Problem statement.
Identify the lines that contain the string "arbetslöshet" and copy all of them.

** START Excerpted records **

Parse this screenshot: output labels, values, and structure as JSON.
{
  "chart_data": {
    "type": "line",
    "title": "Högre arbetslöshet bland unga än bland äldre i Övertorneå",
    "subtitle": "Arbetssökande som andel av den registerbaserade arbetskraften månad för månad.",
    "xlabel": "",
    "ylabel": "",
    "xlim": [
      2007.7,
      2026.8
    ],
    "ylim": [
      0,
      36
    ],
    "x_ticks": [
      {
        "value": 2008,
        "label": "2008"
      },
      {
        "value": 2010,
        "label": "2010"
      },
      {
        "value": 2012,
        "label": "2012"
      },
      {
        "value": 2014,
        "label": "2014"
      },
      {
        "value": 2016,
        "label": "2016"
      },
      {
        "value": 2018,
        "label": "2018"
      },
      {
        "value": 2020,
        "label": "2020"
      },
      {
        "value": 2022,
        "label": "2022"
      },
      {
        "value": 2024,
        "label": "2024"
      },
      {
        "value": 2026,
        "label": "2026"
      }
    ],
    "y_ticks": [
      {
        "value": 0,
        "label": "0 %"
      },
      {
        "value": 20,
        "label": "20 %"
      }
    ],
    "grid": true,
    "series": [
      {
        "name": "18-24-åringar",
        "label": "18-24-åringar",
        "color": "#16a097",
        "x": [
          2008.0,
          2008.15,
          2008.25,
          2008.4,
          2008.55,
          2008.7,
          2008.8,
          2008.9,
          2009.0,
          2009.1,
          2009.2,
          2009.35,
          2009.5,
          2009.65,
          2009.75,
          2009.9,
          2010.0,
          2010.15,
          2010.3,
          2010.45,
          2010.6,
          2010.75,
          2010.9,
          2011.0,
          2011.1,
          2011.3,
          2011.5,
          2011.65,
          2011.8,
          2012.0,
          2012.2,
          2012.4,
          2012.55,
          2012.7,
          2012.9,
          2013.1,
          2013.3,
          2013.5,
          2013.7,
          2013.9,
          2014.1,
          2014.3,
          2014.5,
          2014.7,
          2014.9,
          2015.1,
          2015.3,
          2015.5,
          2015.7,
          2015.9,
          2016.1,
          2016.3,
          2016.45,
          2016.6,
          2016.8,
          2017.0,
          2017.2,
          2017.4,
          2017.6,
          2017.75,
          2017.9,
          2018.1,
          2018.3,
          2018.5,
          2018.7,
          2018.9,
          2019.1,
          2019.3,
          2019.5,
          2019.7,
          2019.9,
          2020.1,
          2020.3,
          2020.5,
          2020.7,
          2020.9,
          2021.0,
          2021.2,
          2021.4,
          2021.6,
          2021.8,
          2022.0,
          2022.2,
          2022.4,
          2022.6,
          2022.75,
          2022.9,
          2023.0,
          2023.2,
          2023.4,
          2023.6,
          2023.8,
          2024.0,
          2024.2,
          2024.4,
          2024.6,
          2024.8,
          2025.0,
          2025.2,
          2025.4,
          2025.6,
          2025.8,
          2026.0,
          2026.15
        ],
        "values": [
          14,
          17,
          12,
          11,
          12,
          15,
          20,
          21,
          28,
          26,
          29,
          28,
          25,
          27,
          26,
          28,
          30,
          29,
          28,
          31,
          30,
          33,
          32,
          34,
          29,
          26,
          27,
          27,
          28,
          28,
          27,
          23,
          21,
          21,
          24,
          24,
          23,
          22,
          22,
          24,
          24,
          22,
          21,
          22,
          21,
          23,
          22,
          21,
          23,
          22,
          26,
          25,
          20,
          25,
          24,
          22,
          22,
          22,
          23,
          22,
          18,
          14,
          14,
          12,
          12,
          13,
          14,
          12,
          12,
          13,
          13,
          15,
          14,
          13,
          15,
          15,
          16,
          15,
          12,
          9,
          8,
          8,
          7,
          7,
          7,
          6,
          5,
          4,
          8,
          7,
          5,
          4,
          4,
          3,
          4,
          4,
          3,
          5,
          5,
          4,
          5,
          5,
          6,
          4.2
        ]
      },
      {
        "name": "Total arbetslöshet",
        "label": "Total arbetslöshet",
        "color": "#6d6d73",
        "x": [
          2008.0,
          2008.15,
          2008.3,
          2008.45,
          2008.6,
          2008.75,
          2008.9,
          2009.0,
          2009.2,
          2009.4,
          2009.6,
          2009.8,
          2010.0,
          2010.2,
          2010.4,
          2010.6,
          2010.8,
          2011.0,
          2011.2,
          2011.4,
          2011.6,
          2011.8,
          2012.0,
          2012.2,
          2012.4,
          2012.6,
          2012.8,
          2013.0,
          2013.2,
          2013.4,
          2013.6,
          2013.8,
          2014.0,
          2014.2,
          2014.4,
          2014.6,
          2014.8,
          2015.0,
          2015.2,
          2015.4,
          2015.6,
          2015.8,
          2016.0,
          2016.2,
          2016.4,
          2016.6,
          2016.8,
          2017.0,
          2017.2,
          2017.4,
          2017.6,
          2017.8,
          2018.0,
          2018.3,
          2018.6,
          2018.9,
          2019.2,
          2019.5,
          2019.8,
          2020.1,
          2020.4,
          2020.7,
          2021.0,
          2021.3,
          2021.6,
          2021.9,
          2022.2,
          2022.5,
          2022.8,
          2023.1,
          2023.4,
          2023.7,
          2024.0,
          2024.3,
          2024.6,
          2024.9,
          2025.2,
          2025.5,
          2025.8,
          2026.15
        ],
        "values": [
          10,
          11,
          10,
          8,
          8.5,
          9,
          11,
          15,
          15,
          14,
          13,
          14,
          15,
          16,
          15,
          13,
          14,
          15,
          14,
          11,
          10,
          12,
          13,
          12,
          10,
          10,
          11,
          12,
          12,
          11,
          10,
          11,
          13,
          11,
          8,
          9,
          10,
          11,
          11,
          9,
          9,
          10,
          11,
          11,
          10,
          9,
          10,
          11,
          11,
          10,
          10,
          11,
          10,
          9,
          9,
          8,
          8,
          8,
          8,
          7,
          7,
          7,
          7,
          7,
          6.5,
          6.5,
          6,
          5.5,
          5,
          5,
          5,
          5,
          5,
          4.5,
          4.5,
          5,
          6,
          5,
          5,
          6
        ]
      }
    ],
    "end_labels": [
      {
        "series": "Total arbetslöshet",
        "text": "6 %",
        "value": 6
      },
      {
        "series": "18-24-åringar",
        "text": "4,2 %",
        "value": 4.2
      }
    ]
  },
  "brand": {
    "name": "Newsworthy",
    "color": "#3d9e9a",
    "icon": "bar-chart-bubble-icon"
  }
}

** END Excerpted records **

Written solution.
    "title": "Högre arbetslöshet bland unga än bland äldre i Övertorneå",
        "name": "Total arbetslöshet",
        "label": "Total arbetslöshet",
        "series": "Total arbetslöshet",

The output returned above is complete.